List each row below that contains the string "Daytime".

-------------------------

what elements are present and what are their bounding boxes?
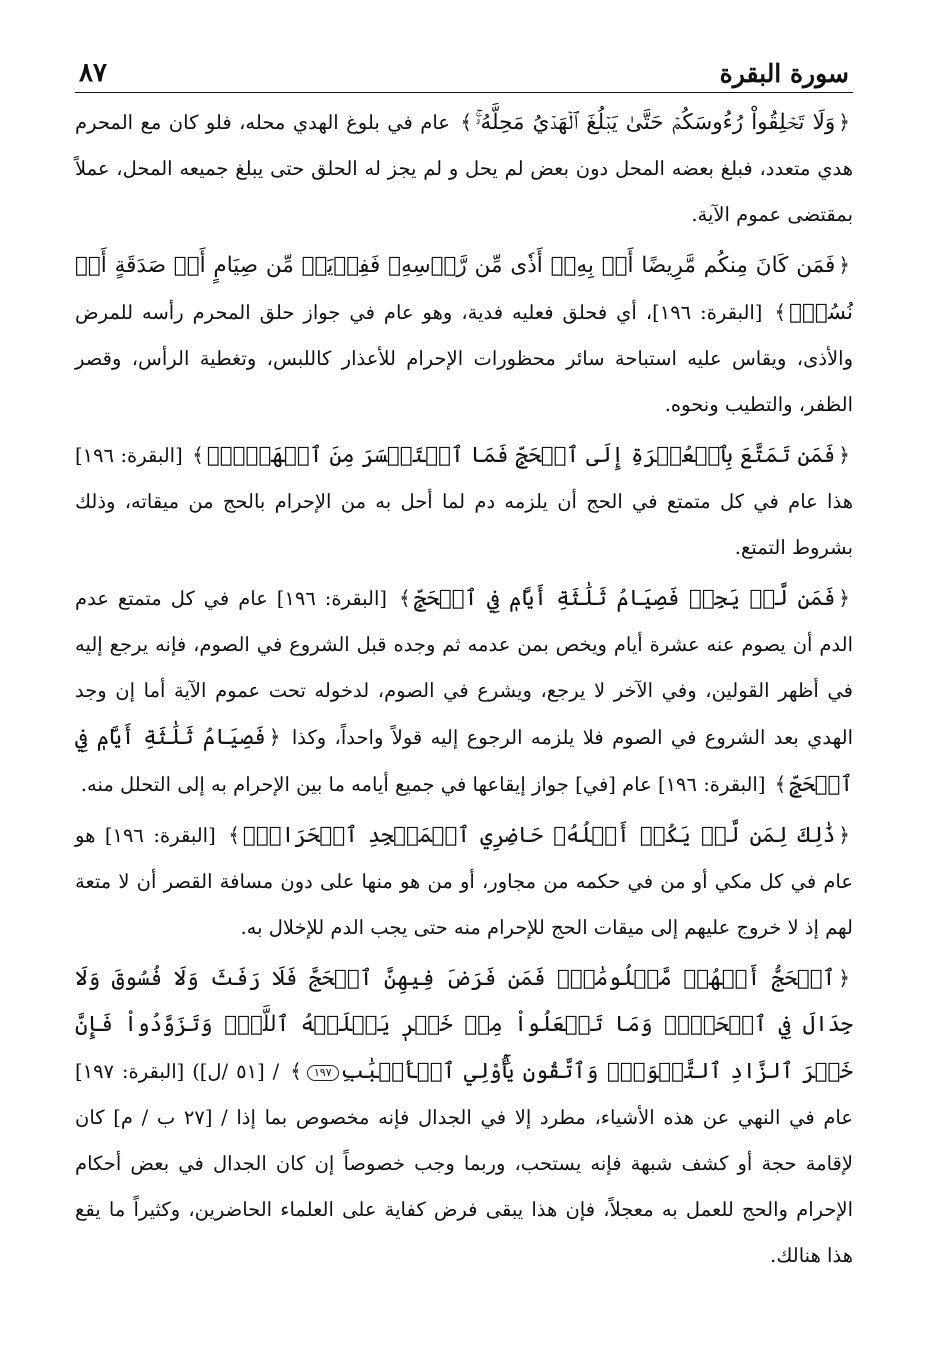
paragraph — [75, 955, 853, 1279]
verse-close-bracket: ﴾ — [398, 586, 411, 610]
running-head — [75, 40, 853, 93]
page — [75, 40, 853, 1324]
page-number: ٨٧ — [79, 58, 107, 88]
paragraph — [75, 812, 853, 951]
commentary-text: عام في بلوغ الهدي محله، فلو كان مع المحرم هدي متعدد، فبلغ بعضه المحل دون بعض لم يحل و لم يجز له الحلق حتى يبلغ جميعه المحل، عملاً بمقتضى عموم الآية. — [75, 111, 853, 226]
commentary-text: [البقرة: ١٩٦] هذا عام في كل متمتع في الحج أن يلزمه دم لما أحل به من الإحرام بالحج من ميقاته، وذلك بشروط التمتع. — [75, 444, 853, 559]
verse-open-bracket: ﴿ — [838, 823, 851, 847]
commentary-text: / [٥١ /ل]) [البقرة: ١٩٧] عام في النهي عن هذه الأشياء، مطرد إلا في الجدال فإنه مخصوص بما إذا / [٢٧ ب / م] كان لإقامة حجة أو كشف شبهة فإنه يستحب، وربما وجب خصوصاً إن كان الجدال في بعض أحكام الإحرام والحج للعمل به معجلاً، فإن هذا يبقى فرض كفاية على العلماء الحاضرين، وكثيراً ما يقع هذا هنالك. — [75, 1060, 853, 1267]
verse-close-bracket: ﴾ — [192, 443, 204, 467]
verse-open-bracket: ﴿ — [268, 725, 281, 749]
commentary-text: [البقرة: ١٩٦]، أي فحلق فعليه فدية، وهو عام في جواز حلق المحرم رأسه للمرض والأذى، ويقاس عليه استباحة سائر محظورات الإحرام للأعذار كاللبس، وتغطية الرأس، وقصر الظفر، والتطيب ونحوه. — [75, 301, 853, 416]
commentary-text: [البقرة: ١٩٦] عام [في] جواز إيقاعها في جميع أيامه ما بين الإحرام به إلى التحلل منه. — [80, 773, 766, 796]
quran-verse: فَمَن لَّمۡ يَجِدۡ فَصِيَامُ ثَلَٰثَةِ أَيَّامٖ فِي ٱلۡحَجِّ — [413, 586, 836, 611]
paragraph — [75, 575, 853, 808]
ayah-number-marker: ١٩٧ — [307, 1065, 339, 1081]
quran-verse: ٱلۡحَجُّ أَشۡهُرٞ مَّعۡلُومَٰتٞۚ فَمَن فَرَضَ فِيهِنَّ ٱلۡحَجَّ فَلَا رَفَثَ وَلَا فُسُوقَ وَلَا جِدَالَ فِي ٱلۡحَجِّۗ وَمَا تَفۡعَلُواْ مِنۡ خَيۡرٖ يَعۡلَمۡهُ ٱللَّهُۗ وَتَزَوَّدُواْ فَإِنَّ خَيۡرَ ٱلزَّادِ ٱلتَّقۡوَىٰۖ وَٱتَّقُونِ يَٰٓأُوْلِي ٱلۡأَلۡبَٰبِ — [75, 966, 854, 1084]
commentary-text: [البقرة: ١٩٦] عام في كل متمتع عدم الدم أن يصوم عنه عشرة أيام ويخص بمن عدمه ثم وجده قبل الشروع في الصوم، فإنه يرجع إليه في أظهر القولين، وفي الآخر لا يرجع، ويشرع في الصوم، لدخوله تحت عموم الآية أما إن وجد الهدي بعد الشروع في الصوم فلا يلزمه الرجوع إليه قولاً واحداً، وكذا — [75, 587, 853, 749]
verse-close-bracket: ﴾ — [228, 823, 240, 847]
quran-verse: فَمَن تَمَتَّعَ بِٱلۡعُمۡرَةِ إِلَى ٱلۡحَجِّ فَمَا ٱسۡتَيۡسَرَ مِنَ ٱلۡهَدۡيِۚ — [206, 443, 836, 468]
paragraph — [75, 99, 853, 238]
quran-verse: وَلَا تَحۡلِقُواْ رُءُوسَكُمۡ حَتَّىٰ يَبۡلُغَ ٱلۡهَدۡيُ مَحِلَّهُۥۚ — [475, 110, 836, 135]
paragraph — [75, 432, 853, 571]
verse-close-bracket: ﴾ — [460, 110, 473, 134]
quran-verse: ذَٰلِكَ لِمَن لَّمۡ يَكُنۡ أَهۡلُهُۥ حَاضِرِي ٱلۡمَسۡجِدِ ٱلۡحَرَامِۚ — [242, 823, 836, 848]
verse-open-bracket: ﴿ — [838, 443, 850, 467]
paragraph — [75, 242, 853, 428]
quran-verse: فَصِيَامُ ثَلَٰثَةِ أَيَّامٖ فِي ٱلۡحَجِّ — [75, 725, 853, 797]
verse-close-bracket: ﴾ — [290, 1059, 302, 1083]
verse-open-bracket: ﴿ — [838, 110, 850, 134]
verse-open-bracket: ﴿ — [838, 253, 850, 277]
verse-close-bracket: ﴾ — [774, 772, 787, 796]
verse-open-bracket: ﴿ — [838, 966, 850, 990]
surah-title: سورة البقرة — [719, 59, 849, 88]
verse-close-bracket: ﴾ — [774, 300, 787, 324]
commentary-text: [البقرة: ١٩٦] هو عام في كل مكي أو من في حكمه من مجاور، أو من هو منها على دون مسافة القصر أن لا متعة لهم إذ لا خروج عليهم إلى ميقات الحج للإحرام منه حتى يجب الدم للإخلال به. — [75, 824, 853, 939]
quran-verse: فَمَن كَانَ مِنكُم مَّرِيضًا أَوۡ بِهِۦٓ أَذٗى مِّن رَّأۡسِهِۦ فَفِدۡيَةٞ مِّن صِيَامٍ أَوۡ صَدَقَةٍ أَوۡ نُسُكٖۚ — [75, 253, 853, 325]
page-body — [75, 99, 853, 1279]
verse-open-bracket: ﴿ — [838, 586, 851, 610]
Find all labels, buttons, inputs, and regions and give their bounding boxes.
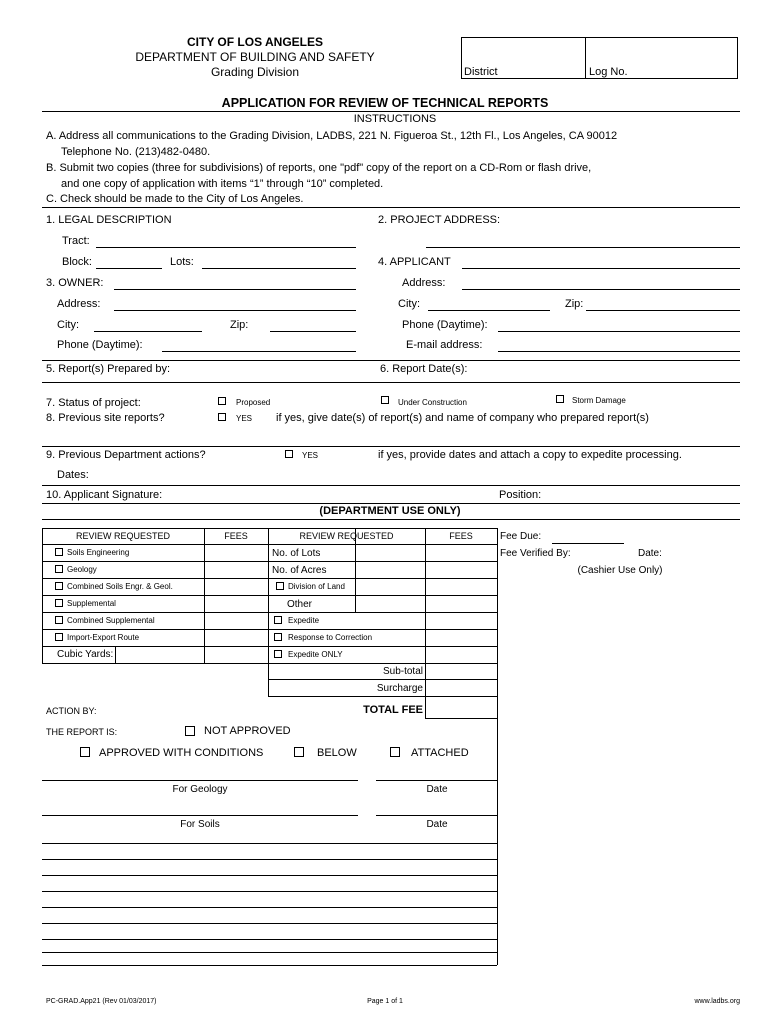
city-name: CITY OF LOS ANGELES <box>186 35 323 49</box>
form-title: APPLICATION FOR REVIEW OF TECHNICAL REPORTS <box>221 96 549 110</box>
applicant-label: 4. APPLICANT <box>378 256 451 268</box>
tract-field[interactable] <box>96 247 356 248</box>
prepared-by-label: 5. Report(s) Prepared by: <box>46 363 171 375</box>
log-no-label: Log No. <box>589 66 628 78</box>
combined-soils-checkbox[interactable] <box>55 582 63 590</box>
import-export-label: Import-Export Route <box>67 633 140 642</box>
applicant-field[interactable] <box>462 268 740 269</box>
not-approved-checkbox[interactable] <box>185 726 195 736</box>
owner-phone-label: Phone (Daytime): <box>57 339 143 351</box>
proposed-checkbox[interactable] <box>218 397 226 405</box>
previous-reports-note: if yes, give date(s) of report(s) and name of company who prepared report(s) <box>276 412 649 424</box>
project-address-label: 2. PROJECT ADDRESS: <box>378 214 501 226</box>
soils-date-label: Date <box>426 819 448 830</box>
review-requested-header-left: REVIEW REQUESTED <box>75 531 170 541</box>
notes-line[interactable] <box>42 875 497 876</box>
expedite-only-checkbox[interactable] <box>274 650 282 658</box>
soils-signature-line[interactable] <box>42 815 358 816</box>
applicant-zip-label: Zip: <box>565 298 584 310</box>
geology-date-label: Date <box>426 784 448 795</box>
supplemental-label: Supplemental <box>67 599 116 608</box>
expedite-only-label: Expedite ONLY <box>288 650 343 659</box>
division-of-land-checkbox[interactable] <box>276 582 284 590</box>
fee-verified-label: Fee Verified By: <box>500 548 571 559</box>
division-of-land-label: Division of Land <box>288 582 345 591</box>
not-approved-label: NOT APPROVED <box>204 725 291 737</box>
no-of-lots-label: No. of Lots <box>272 548 321 559</box>
subtotal-label: Sub-total <box>382 666 423 677</box>
instruction-a: A. Address all communications to the Grading Division, LADBS, 221 N. Figueroa St., 12th Fl., Los Angeles, CA 90012 <box>46 130 618 142</box>
notes-line[interactable] <box>42 843 497 844</box>
notes-line[interactable] <box>42 907 497 908</box>
notes-line[interactable] <box>42 923 497 924</box>
notes-line[interactable] <box>42 939 497 940</box>
cubic-yards-label: Cubic Yards: <box>57 649 114 660</box>
combined-soils-label: Combined Soils Engr. & Geol. <box>67 582 173 591</box>
expedite-checkbox[interactable] <box>274 616 282 624</box>
page-number: Page 1 of 1 <box>367 998 403 1005</box>
instruction-a-phone: Telephone No. (213)482-0480. <box>61 146 211 158</box>
below-checkbox[interactable] <box>294 747 304 757</box>
district-label: District <box>464 66 498 78</box>
surcharge-label: Surcharge <box>376 683 423 694</box>
applicant-email-field[interactable] <box>498 351 740 352</box>
tract-label: Tract: <box>62 235 90 247</box>
legal-description-label: 1. LEGAL DESCRIPTION <box>46 214 172 226</box>
block-label: Block: <box>62 256 92 268</box>
import-export-checkbox[interactable] <box>55 633 63 641</box>
notes-line[interactable] <box>42 891 497 892</box>
geology-checkbox[interactable] <box>55 565 63 573</box>
proposed-label: Proposed <box>236 398 271 407</box>
owner-phone-field[interactable] <box>162 351 356 352</box>
report-is-label: THE REPORT IS: <box>46 727 118 737</box>
previous-actions-yes-checkbox[interactable] <box>285 450 293 458</box>
fee-due-field[interactable] <box>552 543 624 544</box>
response-checkbox[interactable] <box>274 633 282 641</box>
response-label: Response to Correction <box>288 633 373 642</box>
applicant-phone-label: Phone (Daytime): <box>402 319 488 331</box>
under-construction-label: Under Construction <box>398 398 467 407</box>
owner-address-field[interactable] <box>114 310 356 311</box>
lots-label: Lots: <box>170 256 194 268</box>
applicant-city-field[interactable] <box>428 310 550 311</box>
previous-reports-yes-checkbox[interactable] <box>218 413 226 421</box>
department-use-heading: (DEPARTMENT USE ONLY) <box>319 505 461 517</box>
log-no-field[interactable] <box>586 38 737 78</box>
total-fee-label: TOTAL FEE <box>363 704 423 716</box>
owner-address-label: Address: <box>57 298 101 310</box>
for-soils-label: For Soils <box>180 819 220 830</box>
instruction-b: B. Submit two copies (three for subdivisions) of reports, one "pdf" copy of the report on a CD-Rom or flash drive, <box>46 162 592 174</box>
notes-line[interactable] <box>42 859 497 860</box>
instruction-c: C. Check should be made to the City of Los Angeles. <box>46 193 304 205</box>
instructions-heading: INSTRUCTIONS <box>353 113 437 125</box>
attached-checkbox[interactable] <box>390 747 400 757</box>
soils-engineering-checkbox[interactable] <box>55 548 63 556</box>
applicant-email-label: E-mail address: <box>406 339 483 351</box>
cubic-yards-field[interactable] <box>116 647 203 662</box>
block-field[interactable] <box>96 268 162 269</box>
below-label: BELOW <box>317 747 357 759</box>
owner-zip-field[interactable] <box>270 331 356 332</box>
fee-due-label: Fee Due: <box>500 531 542 542</box>
soils-date-line[interactable] <box>376 815 497 816</box>
department-name: DEPARTMENT OF BUILDING AND SAFETY <box>135 50 375 64</box>
website: www.ladbs.org <box>694 998 740 1005</box>
combined-supplemental-checkbox[interactable] <box>55 616 63 624</box>
notes-line[interactable] <box>42 952 497 953</box>
review-requested-header-right: REVIEW REQUESTED <box>299 531 394 541</box>
geology-signature-line[interactable] <box>42 780 358 781</box>
division-name: Grading Division <box>210 65 300 79</box>
supplemental-checkbox[interactable] <box>55 599 63 607</box>
signature-label: 10. Applicant Signature: <box>46 489 163 501</box>
cashier-use-label: (Cashier Use Only) <box>577 565 663 576</box>
report-dates-label: 6. Report Date(s): <box>380 363 468 375</box>
action-by-label: ACTION BY: <box>46 706 97 716</box>
form-id: PC-GRAD.App21 (Rev 01/03/2017) <box>46 998 157 1005</box>
applicant-city-label: City: <box>398 298 420 310</box>
storm-damage-checkbox[interactable] <box>556 395 564 403</box>
fees-header-left: FEES <box>224 531 248 541</box>
attached-label: ATTACHED <box>411 747 469 759</box>
cashier-date-label: Date: <box>638 548 662 559</box>
position-label: Position: <box>499 489 542 501</box>
project-address-field[interactable] <box>426 247 740 248</box>
storm-damage-label: Storm Damage <box>572 396 626 405</box>
applicant-phone-field[interactable] <box>498 331 740 332</box>
notes-line[interactable] <box>42 965 497 966</box>
approved-checkbox[interactable] <box>80 747 90 757</box>
applicant-zip-field[interactable] <box>586 310 740 311</box>
under-construction-checkbox[interactable] <box>381 396 389 404</box>
previous-reports-label: 8. Previous site reports? <box>46 412 165 424</box>
applicant-address-field[interactable] <box>462 289 740 290</box>
fees-header-right: FEES <box>449 531 473 541</box>
previous-actions-note: if yes, provide dates and attach a copy to expedite processing. <box>378 449 682 461</box>
no-of-acres-label: No. of Acres <box>272 565 327 576</box>
previous-actions-yes-label: YES <box>302 451 319 460</box>
expedite-label: Expedite <box>288 616 320 625</box>
owner-field[interactable] <box>114 289 356 290</box>
applicant-address-label: Address: <box>402 277 446 289</box>
district-field[interactable] <box>462 38 584 78</box>
lots-field[interactable] <box>202 268 356 269</box>
soils-engineering-label: Soils Engineering <box>67 548 130 557</box>
owner-label: 3. OWNER: <box>46 277 104 289</box>
dates-label: Dates: <box>57 469 89 481</box>
geology-date-line[interactable] <box>376 780 497 781</box>
previous-actions-label: 9. Previous Department actions? <box>46 449 206 461</box>
approved-label: APPROVED WITH CONDITIONS <box>99 747 264 759</box>
owner-zip-label: Zip: <box>230 319 249 331</box>
owner-city-field[interactable] <box>94 331 202 332</box>
status-label: 7. Status of project: <box>46 397 141 409</box>
owner-city-label: City: <box>57 319 79 331</box>
geology-label: Geology <box>67 565 97 574</box>
previous-reports-yes-label: YES <box>236 414 253 423</box>
other-label: Other <box>287 599 313 610</box>
instruction-b-cont: and one copy of application with items “1” through “10” completed. <box>61 178 384 190</box>
for-geology-label: For Geology <box>172 784 228 795</box>
combined-supplemental-label: Combined Supplemental <box>67 616 155 625</box>
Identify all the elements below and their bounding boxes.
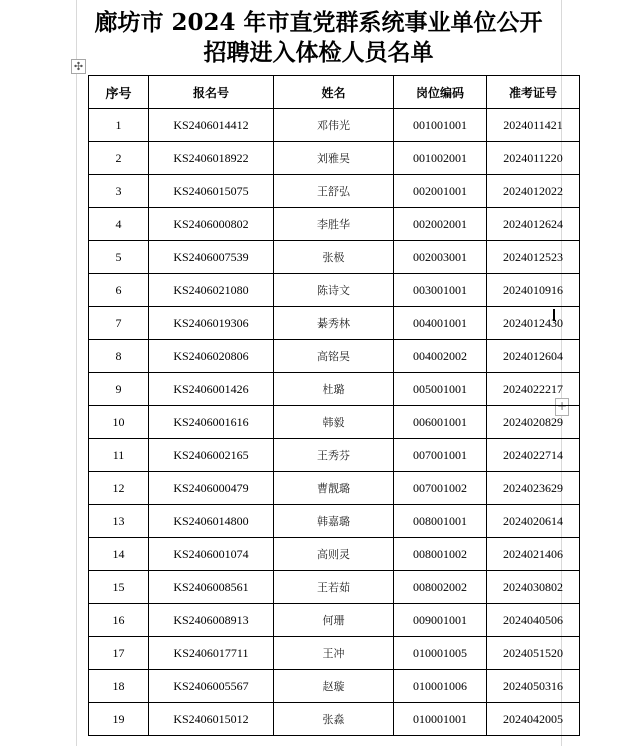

-------------------------

**ANSWER IN FULL**
owner-phone-label: Phone (Daytime): <box>57 339 143 351</box>
applicant-phone-label: Phone (Daytime): <box>402 319 488 331</box>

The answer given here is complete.